WHAT YOU ARE ASKED TO DO: List each line in which the string "SINH" appears.

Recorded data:
────────
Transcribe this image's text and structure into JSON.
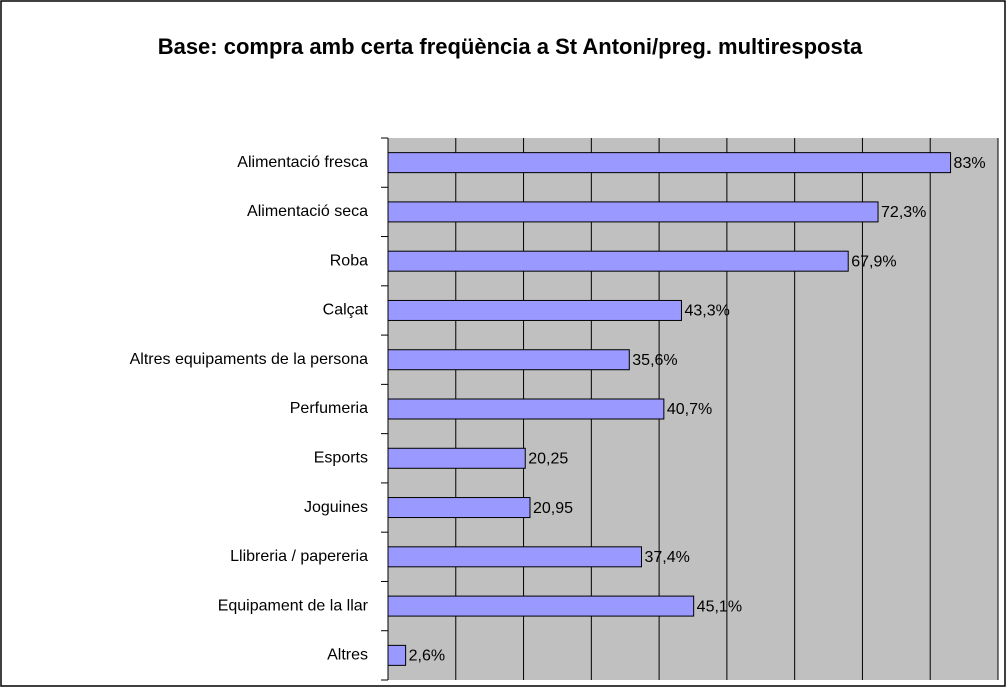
{
  "chart_data": {
    "type": "hbar",
    "title": "Base: compra amb certa freqüència a St Antoni/preg. multiresposta",
    "categories": [
      "Alimentació fresca",
      "Alimentació seca",
      "Roba",
      "Calçat",
      "Altres equipaments de la persona",
      "Perfumeria",
      "Esports",
      "Joguines",
      "Llibreria / papereria",
      "Equipament de la llar",
      "Altres"
    ],
    "values": [
      83,
      72.3,
      67.9,
      43.3,
      35.6,
      40.7,
      20.25,
      20.95,
      37.4,
      45.1,
      2.6
    ],
    "value_labels": [
      "83%",
      "72,3%",
      "67,9%",
      "43,3%",
      "35,6%",
      "40,7%",
      "20,25",
      "20,95",
      "37,4%",
      "45,1%",
      "2,6%"
    ],
    "color": "#9999ff",
    "xlim": [
      0,
      90
    ],
    "xticks": [
      0,
      10,
      20,
      30,
      40,
      50,
      60,
      70,
      80,
      90
    ],
    "grid": true
  }
}
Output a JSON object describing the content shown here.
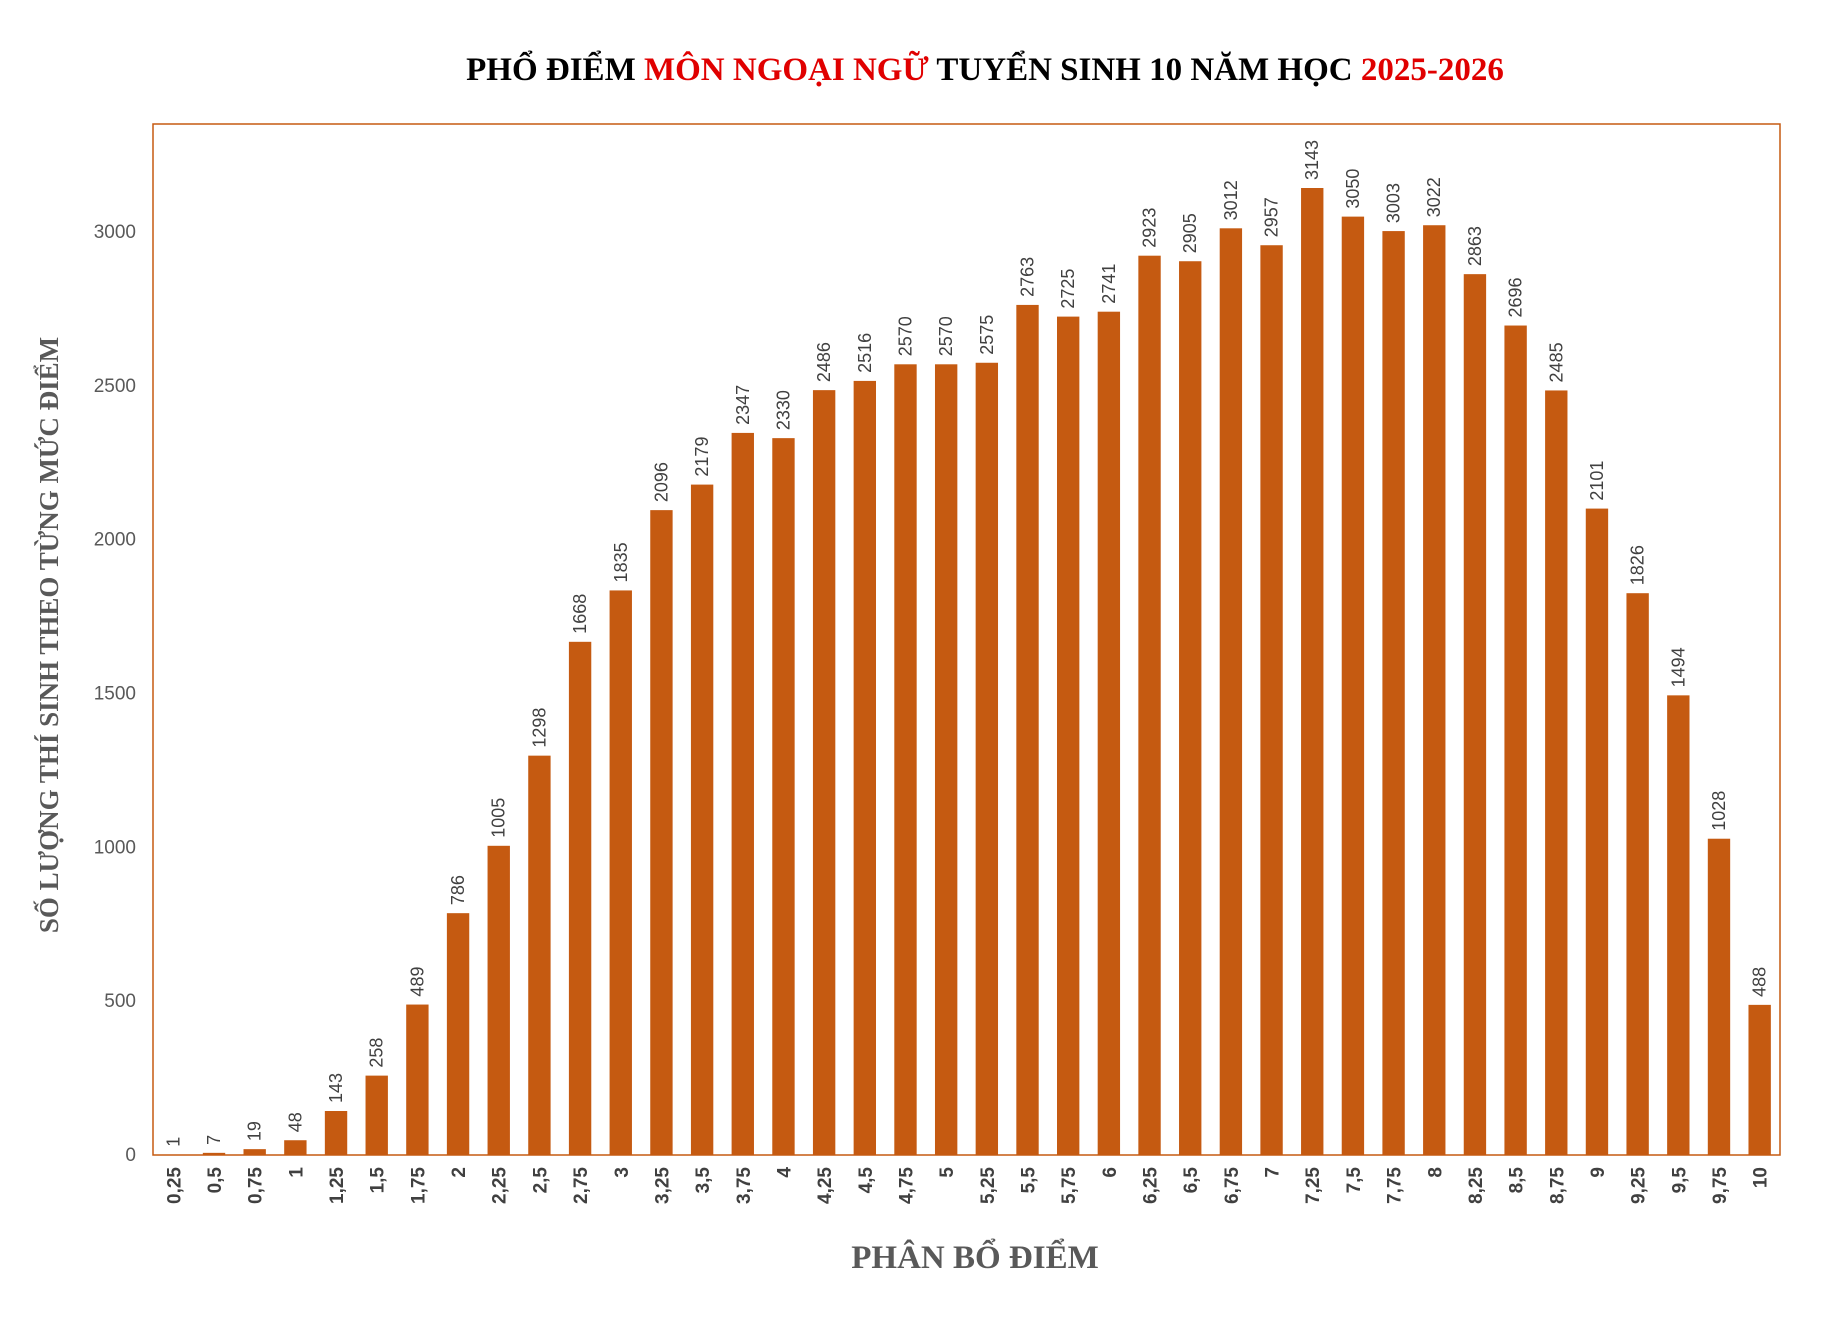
{
  "title": {
    "parts": [
      {
        "text": "PHỔ ĐIỂM ",
        "color": "#000000"
      },
      {
        "text": "MÔN NGOẠI NGỮ",
        "color": "#e00000"
      },
      {
        "text": " TUYỂN SINH 10 NĂM HỌC ",
        "color": "#000000"
      },
      {
        "text": "2025-2026",
        "color": "#e00000"
      }
    ]
  },
  "colors": {
    "bar": "#c55a11",
    "plot_border": "#c55a11",
    "text_dark": "#404040",
    "text_axis": "#595959"
  },
  "chart_data": {
    "type": "bar",
    "xlabel": "PHÂN BỔ ĐIỂM",
    "ylabel": "SỐ LƯỢNG THÍ SINH THEO TỪNG MỨC ĐIỂM",
    "ylim": [
      0,
      3300
    ],
    "yticks": [
      0,
      500,
      1000,
      1500,
      2000,
      2500,
      3000
    ],
    "grid": false,
    "legend": "none",
    "categories": [
      "0,25",
      "0,5",
      "0,75",
      "1",
      "1,25",
      "1,5",
      "1,75",
      "2",
      "2,25",
      "2,5",
      "2,75",
      "3",
      "3,25",
      "3,5",
      "3,75",
      "4",
      "4,25",
      "4,5",
      "4,75",
      "5",
      "5,25",
      "5,5",
      "5,75",
      "6",
      "6,25",
      "6,5",
      "6,75",
      "7",
      "7,25",
      "7,5",
      "7,75",
      "8",
      "8,25",
      "8,5",
      "8,75",
      "9",
      "9,25",
      "9,5",
      "9,75",
      "10"
    ],
    "values": [
      1,
      7,
      19,
      48,
      143,
      258,
      489,
      786,
      1005,
      1298,
      1668,
      1835,
      2096,
      2179,
      2347,
      2330,
      2486,
      2516,
      2570,
      2570,
      2575,
      2763,
      2725,
      2741,
      2923,
      2905,
      3012,
      2957,
      3143,
      3050,
      3003,
      3022,
      2863,
      2696,
      2485,
      2101,
      1826,
      1494,
      1028,
      488
    ]
  }
}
────────
PROBLEM SOLUTION:
        "text": " TUYỂN SINH 10 NĂM HỌC ",
    "ylabel": "SỐ LƯỢNG THÍ SINH THEO TỪNG MỨC ĐIỂM",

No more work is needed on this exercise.